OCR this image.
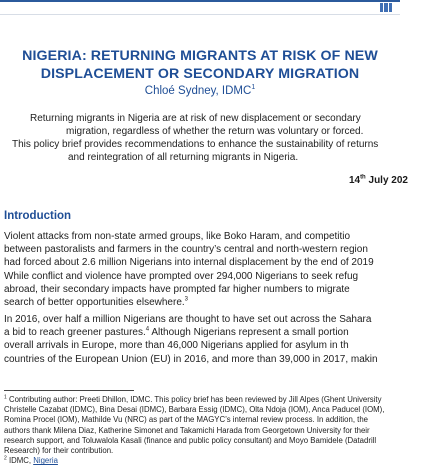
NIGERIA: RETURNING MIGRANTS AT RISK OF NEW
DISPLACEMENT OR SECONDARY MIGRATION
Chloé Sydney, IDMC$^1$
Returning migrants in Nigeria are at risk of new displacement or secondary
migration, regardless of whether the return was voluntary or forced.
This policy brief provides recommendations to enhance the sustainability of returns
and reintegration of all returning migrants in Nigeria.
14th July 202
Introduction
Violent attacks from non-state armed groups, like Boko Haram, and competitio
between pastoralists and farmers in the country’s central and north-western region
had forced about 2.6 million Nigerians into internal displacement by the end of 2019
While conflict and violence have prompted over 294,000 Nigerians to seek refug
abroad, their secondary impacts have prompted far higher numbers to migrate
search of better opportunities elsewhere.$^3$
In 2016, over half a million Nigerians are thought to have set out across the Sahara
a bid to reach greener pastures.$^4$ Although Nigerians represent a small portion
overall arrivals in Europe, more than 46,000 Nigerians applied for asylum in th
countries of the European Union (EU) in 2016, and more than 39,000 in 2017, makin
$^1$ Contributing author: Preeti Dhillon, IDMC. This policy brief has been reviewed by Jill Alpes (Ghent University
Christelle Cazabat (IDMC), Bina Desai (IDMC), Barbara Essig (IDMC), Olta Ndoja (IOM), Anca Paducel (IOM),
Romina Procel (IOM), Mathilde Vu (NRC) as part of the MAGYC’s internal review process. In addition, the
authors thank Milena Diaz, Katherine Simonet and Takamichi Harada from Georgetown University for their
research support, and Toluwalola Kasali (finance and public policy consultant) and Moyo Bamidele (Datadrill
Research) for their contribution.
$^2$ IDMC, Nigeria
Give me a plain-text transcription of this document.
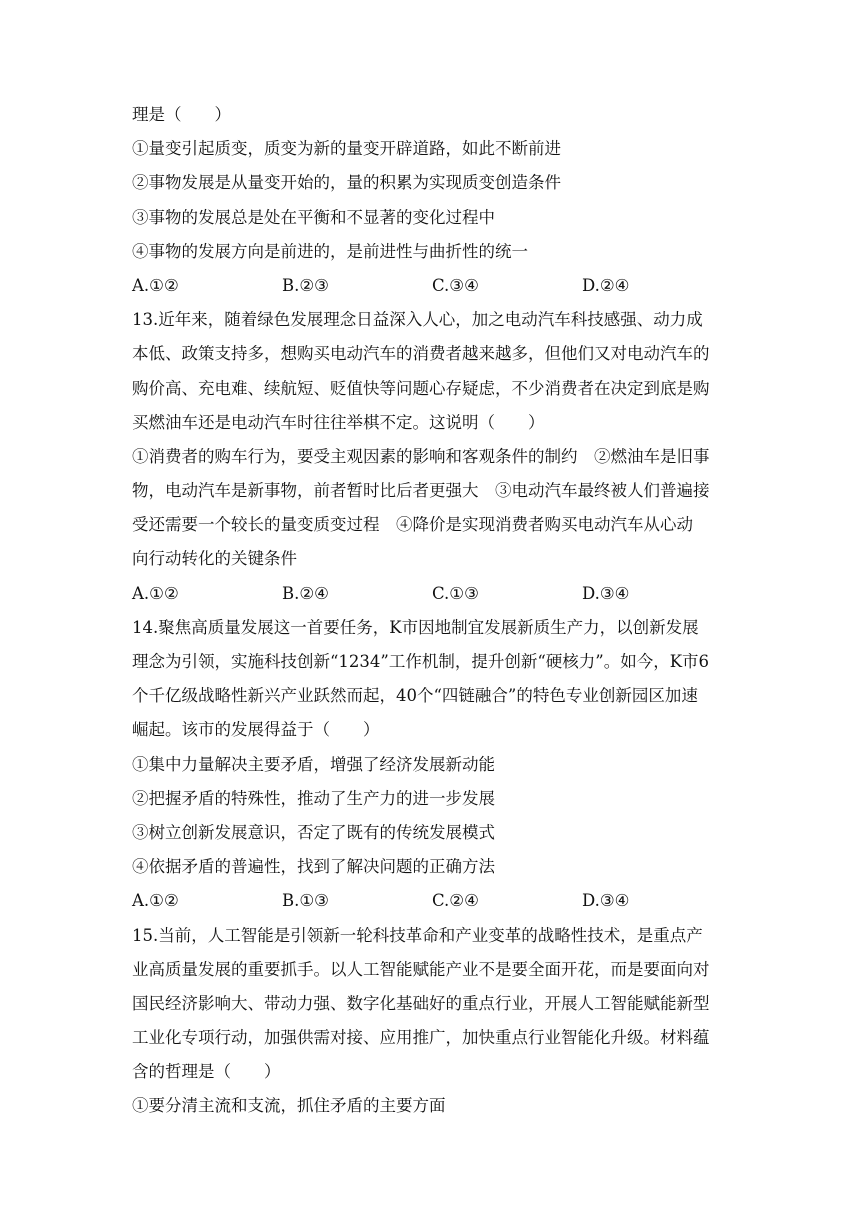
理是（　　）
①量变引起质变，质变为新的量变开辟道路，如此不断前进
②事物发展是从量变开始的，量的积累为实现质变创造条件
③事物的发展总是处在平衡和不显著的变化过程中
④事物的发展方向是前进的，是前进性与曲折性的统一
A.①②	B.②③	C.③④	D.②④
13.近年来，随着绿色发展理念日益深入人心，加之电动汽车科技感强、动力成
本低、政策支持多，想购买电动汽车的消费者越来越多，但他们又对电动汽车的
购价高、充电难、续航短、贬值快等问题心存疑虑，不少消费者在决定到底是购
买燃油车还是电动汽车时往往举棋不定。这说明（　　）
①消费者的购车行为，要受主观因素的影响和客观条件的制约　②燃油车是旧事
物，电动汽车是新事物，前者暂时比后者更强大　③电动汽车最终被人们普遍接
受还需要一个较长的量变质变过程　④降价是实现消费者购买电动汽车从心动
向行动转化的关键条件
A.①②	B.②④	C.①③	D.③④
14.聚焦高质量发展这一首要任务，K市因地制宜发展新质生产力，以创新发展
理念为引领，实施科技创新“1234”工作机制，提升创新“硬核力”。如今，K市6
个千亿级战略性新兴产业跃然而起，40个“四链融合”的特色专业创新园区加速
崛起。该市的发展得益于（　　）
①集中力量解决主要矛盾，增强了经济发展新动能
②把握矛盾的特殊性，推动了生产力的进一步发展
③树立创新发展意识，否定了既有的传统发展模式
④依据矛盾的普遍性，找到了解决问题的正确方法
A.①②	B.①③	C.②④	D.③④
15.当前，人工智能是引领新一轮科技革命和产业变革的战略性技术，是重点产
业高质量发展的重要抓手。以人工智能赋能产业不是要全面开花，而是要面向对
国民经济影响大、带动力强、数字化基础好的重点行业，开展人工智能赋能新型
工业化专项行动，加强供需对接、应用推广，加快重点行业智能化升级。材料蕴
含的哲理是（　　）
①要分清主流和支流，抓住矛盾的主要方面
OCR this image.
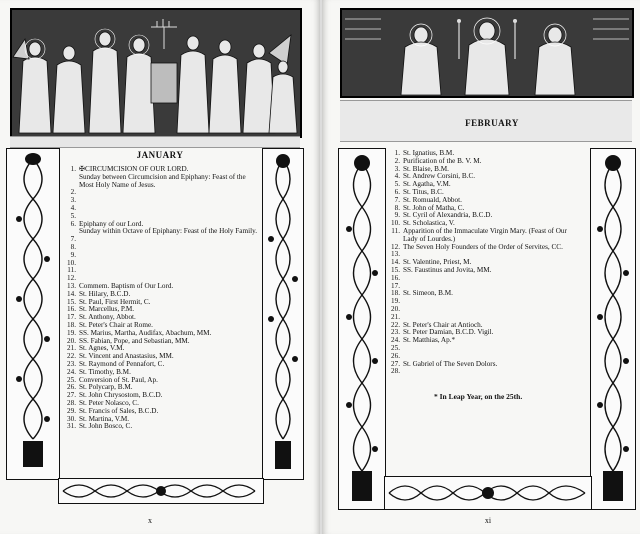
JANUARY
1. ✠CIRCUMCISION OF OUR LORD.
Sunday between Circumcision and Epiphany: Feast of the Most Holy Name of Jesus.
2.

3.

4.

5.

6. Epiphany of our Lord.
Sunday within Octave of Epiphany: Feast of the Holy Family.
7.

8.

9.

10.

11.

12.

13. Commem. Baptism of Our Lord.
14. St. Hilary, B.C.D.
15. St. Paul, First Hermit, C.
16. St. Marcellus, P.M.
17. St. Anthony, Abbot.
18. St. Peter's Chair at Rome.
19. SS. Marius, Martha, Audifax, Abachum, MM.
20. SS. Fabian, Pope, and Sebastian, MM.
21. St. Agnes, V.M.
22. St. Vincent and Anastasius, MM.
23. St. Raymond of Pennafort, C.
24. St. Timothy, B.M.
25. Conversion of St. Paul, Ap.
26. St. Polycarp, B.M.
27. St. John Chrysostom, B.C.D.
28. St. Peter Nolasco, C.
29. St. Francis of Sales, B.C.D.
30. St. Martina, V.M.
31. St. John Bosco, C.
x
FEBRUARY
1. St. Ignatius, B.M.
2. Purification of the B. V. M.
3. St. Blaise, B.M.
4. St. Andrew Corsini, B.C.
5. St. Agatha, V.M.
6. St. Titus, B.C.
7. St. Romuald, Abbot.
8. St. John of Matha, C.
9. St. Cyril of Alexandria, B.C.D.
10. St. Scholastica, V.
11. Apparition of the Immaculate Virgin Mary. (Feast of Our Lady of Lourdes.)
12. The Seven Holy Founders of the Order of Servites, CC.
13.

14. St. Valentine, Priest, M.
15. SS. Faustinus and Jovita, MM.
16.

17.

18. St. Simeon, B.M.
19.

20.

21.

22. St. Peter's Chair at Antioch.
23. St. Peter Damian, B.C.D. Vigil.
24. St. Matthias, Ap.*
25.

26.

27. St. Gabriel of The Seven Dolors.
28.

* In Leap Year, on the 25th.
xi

Problem to solve
In the records above, how many lines hold the string "IDMC"? Reply with only the number.

Solution to this exercise
4